PROBLEM DESCRIPTION:
Report how many lines below contain the word "manager". Give only the number.

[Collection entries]
--- --- ---

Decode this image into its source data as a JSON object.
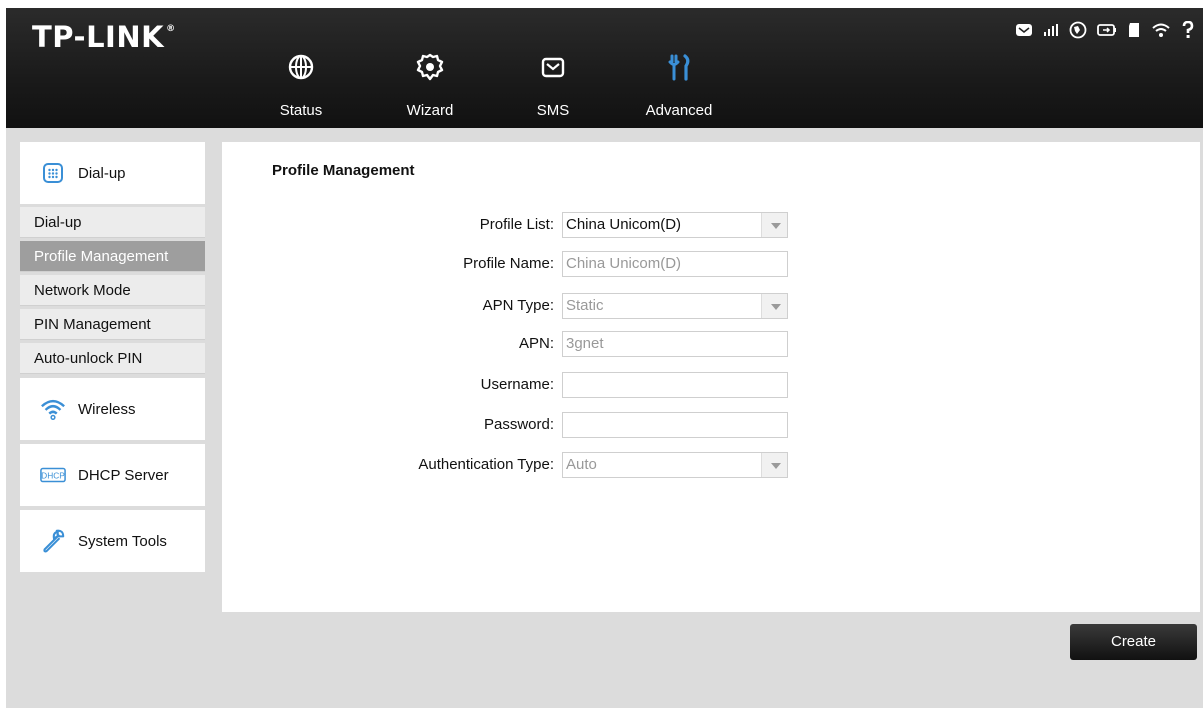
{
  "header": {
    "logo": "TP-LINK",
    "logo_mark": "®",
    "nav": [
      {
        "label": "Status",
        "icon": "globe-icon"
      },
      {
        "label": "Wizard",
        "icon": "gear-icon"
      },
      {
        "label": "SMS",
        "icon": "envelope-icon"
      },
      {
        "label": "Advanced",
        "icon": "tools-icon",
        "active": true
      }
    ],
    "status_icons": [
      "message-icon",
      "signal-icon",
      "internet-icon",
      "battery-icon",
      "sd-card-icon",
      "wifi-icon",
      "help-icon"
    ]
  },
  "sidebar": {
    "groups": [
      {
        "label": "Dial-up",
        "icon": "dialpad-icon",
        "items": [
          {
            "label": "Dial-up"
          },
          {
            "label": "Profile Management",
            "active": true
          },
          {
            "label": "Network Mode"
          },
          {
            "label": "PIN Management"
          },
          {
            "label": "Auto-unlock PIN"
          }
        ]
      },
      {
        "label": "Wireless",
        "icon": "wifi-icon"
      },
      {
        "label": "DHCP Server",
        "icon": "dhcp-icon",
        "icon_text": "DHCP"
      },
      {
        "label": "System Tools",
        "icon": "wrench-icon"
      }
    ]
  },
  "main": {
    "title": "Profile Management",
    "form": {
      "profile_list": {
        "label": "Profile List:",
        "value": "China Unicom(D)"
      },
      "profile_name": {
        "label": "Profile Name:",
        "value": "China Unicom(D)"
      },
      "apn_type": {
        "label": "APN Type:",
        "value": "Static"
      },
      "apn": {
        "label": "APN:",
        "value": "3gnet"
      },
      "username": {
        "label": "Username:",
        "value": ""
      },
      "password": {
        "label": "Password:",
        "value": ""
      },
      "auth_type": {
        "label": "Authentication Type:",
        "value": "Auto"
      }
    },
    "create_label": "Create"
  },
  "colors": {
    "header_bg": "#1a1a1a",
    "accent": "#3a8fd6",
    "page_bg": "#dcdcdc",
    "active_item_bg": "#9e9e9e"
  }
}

--- --- ---

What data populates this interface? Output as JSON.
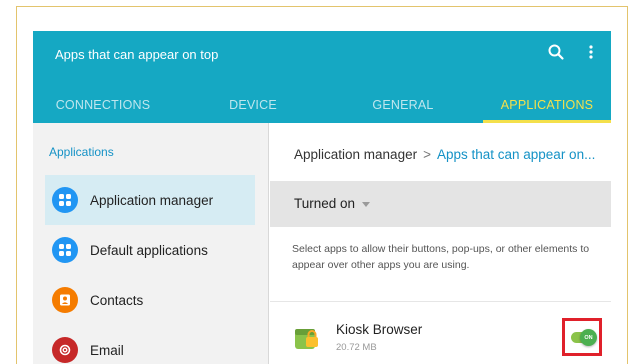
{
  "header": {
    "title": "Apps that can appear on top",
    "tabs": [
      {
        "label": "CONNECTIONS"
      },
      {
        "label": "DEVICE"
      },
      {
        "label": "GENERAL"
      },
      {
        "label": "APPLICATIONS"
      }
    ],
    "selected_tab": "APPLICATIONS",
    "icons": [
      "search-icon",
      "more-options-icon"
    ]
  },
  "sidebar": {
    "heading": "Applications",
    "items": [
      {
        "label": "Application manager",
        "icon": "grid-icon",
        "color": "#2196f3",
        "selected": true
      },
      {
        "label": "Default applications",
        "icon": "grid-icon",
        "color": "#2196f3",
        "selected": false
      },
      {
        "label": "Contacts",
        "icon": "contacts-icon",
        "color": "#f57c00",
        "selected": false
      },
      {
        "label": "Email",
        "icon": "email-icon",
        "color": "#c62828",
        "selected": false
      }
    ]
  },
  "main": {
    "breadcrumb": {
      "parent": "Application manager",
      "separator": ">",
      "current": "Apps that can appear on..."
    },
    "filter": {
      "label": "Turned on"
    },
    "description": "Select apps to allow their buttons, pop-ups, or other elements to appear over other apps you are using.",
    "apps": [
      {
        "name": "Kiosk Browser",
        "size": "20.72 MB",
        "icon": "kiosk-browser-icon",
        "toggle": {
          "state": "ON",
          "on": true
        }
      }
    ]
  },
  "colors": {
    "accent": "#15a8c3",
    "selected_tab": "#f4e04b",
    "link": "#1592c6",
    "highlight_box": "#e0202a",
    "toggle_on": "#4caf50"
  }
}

--- --- ---

WORKED SOLUTION:
2